** Belge **
* * * * * * *

“Kara pazartesi” aslında uzun zamandır geliyorum diyordu. Türk parasının değeri uzun bir süredir sürekli düşüyor. Bizim gibi tüm yeni “yıldız” olan Brezilya, Endonezya, Malezya vs. gibi ülkelerin de para birimleri dolar karşısında değer kaybetti, hala ediyor. Hatta G20-G22 toplantılarında bu konuda liderler önlem alınmasını öneriyorlar, çareler arıyorlardı. 14 Haziran 2015 tarihli Hürriyet gazetesi bu ülkelerden son iki haftada 9,5 milyar dolar kaçtığını yazmıştı. Çünkü bu ülke ekonomileri iyi gitmiyordu. Bu kaçışlar tüm yaz aylarında sürdü.

* * * * * * *

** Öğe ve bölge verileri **
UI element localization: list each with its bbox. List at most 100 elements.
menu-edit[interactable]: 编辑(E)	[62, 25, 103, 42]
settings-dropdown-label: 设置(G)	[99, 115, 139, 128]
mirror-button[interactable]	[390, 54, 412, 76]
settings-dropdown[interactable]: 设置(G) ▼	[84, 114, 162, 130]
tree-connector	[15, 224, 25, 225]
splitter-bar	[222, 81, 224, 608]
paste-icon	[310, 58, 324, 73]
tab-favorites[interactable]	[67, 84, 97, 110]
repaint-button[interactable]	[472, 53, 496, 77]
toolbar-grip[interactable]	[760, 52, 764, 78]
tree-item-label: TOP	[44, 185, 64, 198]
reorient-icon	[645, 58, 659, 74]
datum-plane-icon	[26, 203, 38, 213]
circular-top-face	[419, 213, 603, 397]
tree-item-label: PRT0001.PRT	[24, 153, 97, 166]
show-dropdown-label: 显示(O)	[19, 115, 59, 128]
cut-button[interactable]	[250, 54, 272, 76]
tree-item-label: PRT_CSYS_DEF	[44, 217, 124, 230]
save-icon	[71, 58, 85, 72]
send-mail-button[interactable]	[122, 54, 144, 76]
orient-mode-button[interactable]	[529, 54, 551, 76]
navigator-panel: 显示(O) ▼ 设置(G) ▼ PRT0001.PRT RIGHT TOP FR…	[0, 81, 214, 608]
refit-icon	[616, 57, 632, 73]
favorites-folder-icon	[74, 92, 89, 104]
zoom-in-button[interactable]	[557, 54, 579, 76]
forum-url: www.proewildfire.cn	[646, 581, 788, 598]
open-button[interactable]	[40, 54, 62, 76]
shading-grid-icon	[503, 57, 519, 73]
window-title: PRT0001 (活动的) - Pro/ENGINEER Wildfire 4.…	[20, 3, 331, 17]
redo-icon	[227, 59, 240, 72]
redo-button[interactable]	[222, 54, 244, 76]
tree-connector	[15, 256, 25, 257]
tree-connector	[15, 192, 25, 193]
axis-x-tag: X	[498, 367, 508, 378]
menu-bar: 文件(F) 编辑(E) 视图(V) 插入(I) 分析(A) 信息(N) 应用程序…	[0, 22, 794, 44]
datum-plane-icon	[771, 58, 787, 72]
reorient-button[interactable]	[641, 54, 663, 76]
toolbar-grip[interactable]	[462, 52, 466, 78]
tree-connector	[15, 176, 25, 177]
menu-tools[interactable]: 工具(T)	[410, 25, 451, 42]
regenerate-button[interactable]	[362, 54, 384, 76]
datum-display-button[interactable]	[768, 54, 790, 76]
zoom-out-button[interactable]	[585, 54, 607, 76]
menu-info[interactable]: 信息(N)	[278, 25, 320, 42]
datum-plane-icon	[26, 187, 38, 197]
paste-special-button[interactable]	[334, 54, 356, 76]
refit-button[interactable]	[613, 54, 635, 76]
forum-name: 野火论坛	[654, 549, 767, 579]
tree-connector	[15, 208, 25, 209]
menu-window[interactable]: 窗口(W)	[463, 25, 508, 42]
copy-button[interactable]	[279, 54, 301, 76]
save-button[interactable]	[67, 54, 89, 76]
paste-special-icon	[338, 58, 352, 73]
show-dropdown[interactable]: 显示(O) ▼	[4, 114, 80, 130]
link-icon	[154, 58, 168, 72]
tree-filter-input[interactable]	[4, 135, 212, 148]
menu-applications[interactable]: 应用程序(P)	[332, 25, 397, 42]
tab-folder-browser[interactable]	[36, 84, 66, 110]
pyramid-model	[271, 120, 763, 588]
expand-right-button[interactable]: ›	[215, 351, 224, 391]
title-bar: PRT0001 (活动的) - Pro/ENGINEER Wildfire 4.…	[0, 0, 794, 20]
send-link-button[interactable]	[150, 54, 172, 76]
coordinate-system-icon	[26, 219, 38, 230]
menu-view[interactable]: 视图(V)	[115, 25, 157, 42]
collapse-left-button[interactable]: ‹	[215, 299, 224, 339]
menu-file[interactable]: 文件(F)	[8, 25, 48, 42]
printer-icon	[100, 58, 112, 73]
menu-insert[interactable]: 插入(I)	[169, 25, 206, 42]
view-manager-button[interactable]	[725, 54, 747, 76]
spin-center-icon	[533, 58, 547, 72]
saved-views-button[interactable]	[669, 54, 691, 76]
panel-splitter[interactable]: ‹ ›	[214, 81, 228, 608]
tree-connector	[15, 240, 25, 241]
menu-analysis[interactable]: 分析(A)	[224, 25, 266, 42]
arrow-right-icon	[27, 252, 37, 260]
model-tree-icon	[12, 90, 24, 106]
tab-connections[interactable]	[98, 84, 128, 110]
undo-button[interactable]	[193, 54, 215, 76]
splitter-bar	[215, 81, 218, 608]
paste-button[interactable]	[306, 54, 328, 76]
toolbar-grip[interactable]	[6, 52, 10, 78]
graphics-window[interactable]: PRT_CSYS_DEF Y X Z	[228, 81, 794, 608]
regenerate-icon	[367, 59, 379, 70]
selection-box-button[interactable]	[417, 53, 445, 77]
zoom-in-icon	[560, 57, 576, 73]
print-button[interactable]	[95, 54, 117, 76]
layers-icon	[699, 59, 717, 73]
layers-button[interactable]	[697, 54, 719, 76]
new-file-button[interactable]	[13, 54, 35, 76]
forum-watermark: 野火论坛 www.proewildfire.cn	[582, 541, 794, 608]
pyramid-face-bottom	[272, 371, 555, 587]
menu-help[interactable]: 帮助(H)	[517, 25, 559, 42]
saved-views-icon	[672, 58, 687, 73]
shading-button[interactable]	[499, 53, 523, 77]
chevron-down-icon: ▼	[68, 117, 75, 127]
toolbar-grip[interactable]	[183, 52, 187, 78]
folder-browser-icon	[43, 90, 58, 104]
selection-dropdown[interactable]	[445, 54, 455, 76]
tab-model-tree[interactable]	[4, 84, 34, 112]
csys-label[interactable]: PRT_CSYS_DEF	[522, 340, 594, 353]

* * * * * * *

** Soru 1 **
Türk parasının değer kaybını ele alan belgeye göre, 14 Haziran 2015 tarihli Hürriyet gazetesi bu ülkelerden son iki haftada ne kadar para kaçtığını yazmıştı?
** Soru 2 **
Kayıtların başından "menu-bar: 文件(F) 编辑(E)" ifadesini içeren satıra kadar uzanan bölümü, her iki uç dahil, olduğu gibi kopyalayın.
Belge ile kayıtlar arasında herhangi bir bağlantı yoktur.

** Son Yanıt 1 **
9,5 milyar dolar.

** Son Yanıt 2 **
UI element localization: list each with its bbox. List at most 100 elements.
menu-edit[interactable]: 编辑(E)	[62, 25, 103, 42]
settings-dropdown-label: 设置(G)	[99, 115, 139, 128]
mirror-button[interactable]	[390, 54, 412, 76]
settings-dropdown[interactable]: 设置(G) ▼	[84, 114, 162, 130]
tree-connector	[15, 224, 25, 225]
splitter-bar	[222, 81, 224, 608]
paste-icon	[310, 58, 324, 73]
tab-favorites[interactable]	[67, 84, 97, 110]
repaint-button[interactable]	[472, 53, 496, 77]
toolbar-grip[interactable]	[760, 52, 764, 78]
tree-item-label: TOP	[44, 185, 64, 198]
reorient-icon	[645, 58, 659, 74]
datum-plane-icon	[26, 203, 38, 213]
circular-top-face	[419, 213, 603, 397]
tree-item-label: PRT0001.PRT	[24, 153, 97, 166]
show-dropdown-label: 显示(O)	[19, 115, 59, 128]
cut-button[interactable]	[250, 54, 272, 76]
tree-item-label: PRT_CSYS_DEF	[44, 217, 124, 230]
save-icon	[71, 58, 85, 72]
send-mail-button[interactable]	[122, 54, 144, 76]
orient-mode-button[interactable]	[529, 54, 551, 76]
navigator-panel: 显示(O) ▼ 设置(G) ▼ PRT0001.PRT RIGHT TOP FR…	[0, 81, 214, 608]
refit-icon	[616, 57, 632, 73]
favorites-folder-icon	[74, 92, 89, 104]
zoom-in-button[interactable]	[557, 54, 579, 76]
forum-url: www.proewildfire.cn	[646, 581, 788, 598]
open-button[interactable]	[40, 54, 62, 76]
shading-grid-icon	[503, 57, 519, 73]
window-title: PRT0001 (活动的) - Pro/ENGINEER Wildfire 4.…	[20, 3, 331, 17]
redo-icon	[227, 59, 240, 72]
redo-button[interactable]	[222, 54, 244, 76]
tree-connector	[15, 256, 25, 257]
tree-connector	[15, 192, 25, 193]
axis-x-tag: X	[498, 367, 508, 378]
menu-bar: 文件(F) 编辑(E) 视图(V) 插入(I) 分析(A) 信息(N) 应用程序…	[0, 22, 794, 44]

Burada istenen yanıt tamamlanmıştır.